> _TASK BRIEF_
Go through the entries and transcribe each one exactly, dropping the pictures.

[Dataset entries]
○ ○ ○
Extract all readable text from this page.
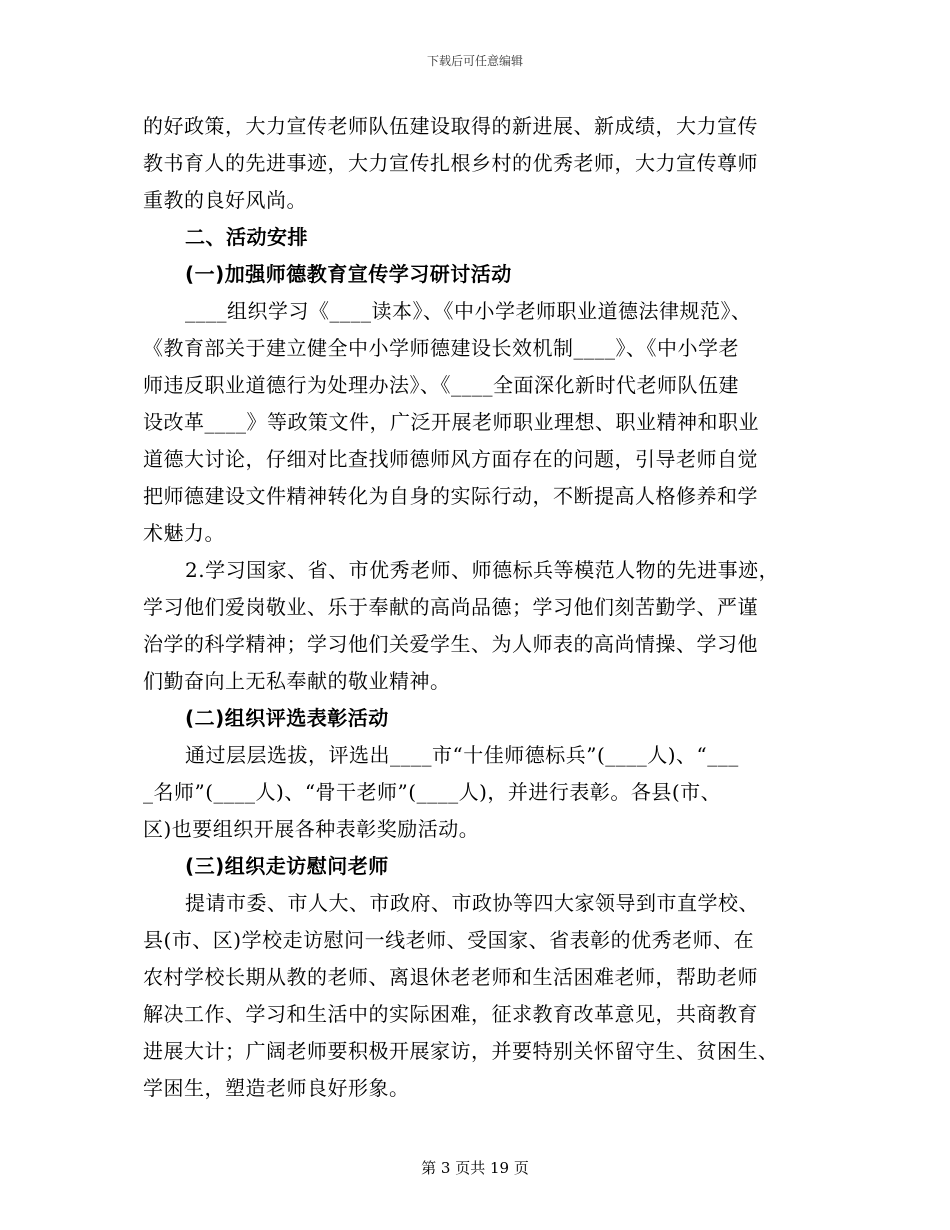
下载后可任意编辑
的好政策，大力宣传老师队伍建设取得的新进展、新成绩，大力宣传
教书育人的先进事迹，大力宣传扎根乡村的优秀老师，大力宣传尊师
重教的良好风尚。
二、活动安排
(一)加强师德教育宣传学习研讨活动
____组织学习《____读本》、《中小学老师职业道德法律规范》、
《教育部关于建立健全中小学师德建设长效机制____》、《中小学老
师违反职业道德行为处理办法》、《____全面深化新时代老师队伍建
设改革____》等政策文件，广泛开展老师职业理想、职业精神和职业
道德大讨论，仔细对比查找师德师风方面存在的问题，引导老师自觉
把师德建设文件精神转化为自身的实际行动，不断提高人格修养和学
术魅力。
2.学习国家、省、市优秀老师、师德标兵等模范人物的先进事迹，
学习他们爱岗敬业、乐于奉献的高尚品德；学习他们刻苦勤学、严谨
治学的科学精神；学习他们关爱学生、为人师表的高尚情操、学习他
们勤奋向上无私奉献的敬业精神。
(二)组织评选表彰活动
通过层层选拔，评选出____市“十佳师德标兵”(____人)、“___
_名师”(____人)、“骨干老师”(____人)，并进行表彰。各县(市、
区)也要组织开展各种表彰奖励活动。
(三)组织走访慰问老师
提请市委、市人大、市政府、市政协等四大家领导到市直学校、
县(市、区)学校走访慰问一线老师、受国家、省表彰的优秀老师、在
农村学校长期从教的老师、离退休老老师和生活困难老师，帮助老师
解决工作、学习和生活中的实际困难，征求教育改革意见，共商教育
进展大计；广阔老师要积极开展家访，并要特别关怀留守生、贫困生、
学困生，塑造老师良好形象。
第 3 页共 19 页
○ ○ ○
> _SOLVED PROBLEM_
Extract all readable text from this page.
下载后可任意编辑
的好政策，大力宣传老师队伍建设取得的新进展、新成绩，大力宣传
教书育人的先进事迹，大力宣传扎根乡村的优秀老师，大力宣传尊师
重教的良好风尚。
二、活动安排
(一)加强师德教育宣传学习研讨活动
____组织学习《____读本》、《中小学老师职业道德法律规范》、
《教育部关于建立健全中小学师德建设长效机制____》、《中小学老
师违反职业道德行为处理办法》、《____全面深化新时代老师队伍建
设改革____》等政策文件，广泛开展老师职业理想、职业精神和职业
道德大讨论，仔细对比查找师德师风方面存在的问题，引导老师自觉
把师德建设文件精神转化为自身的实际行动，不断提高人格修养和学
术魅力。
2.学习国家、省、市优秀老师、师德标兵等模范人物的先进事迹，
学习他们爱岗敬业、乐于奉献的高尚品德；学习他们刻苦勤学、严谨
治学的科学精神；学习他们关爱学生、为人师表的高尚情操、学习他
们勤奋向上无私奉献的敬业精神。
(二)组织评选表彰活动
通过层层选拔，评选出____市“十佳师德标兵”(____人)、“___
_名师”(____人)、“骨干老师”(____人)，并进行表彰。各县(市、
区)也要组织开展各种表彰奖励活动。
(三)组织走访慰问老师
提请市委、市人大、市政府、市政协等四大家领导到市直学校、
县(市、区)学校走访慰问一线老师、受国家、省表彰的优秀老师、在
农村学校长期从教的老师、离退休老老师和生活困难老师，帮助老师
解决工作、学习和生活中的实际困难，征求教育改革意见，共商教育
进展大计；广阔老师要积极开展家访，并要特别关怀留守生、贫困生、
学困生，塑造老师良好形象。
第 3 页共 19 页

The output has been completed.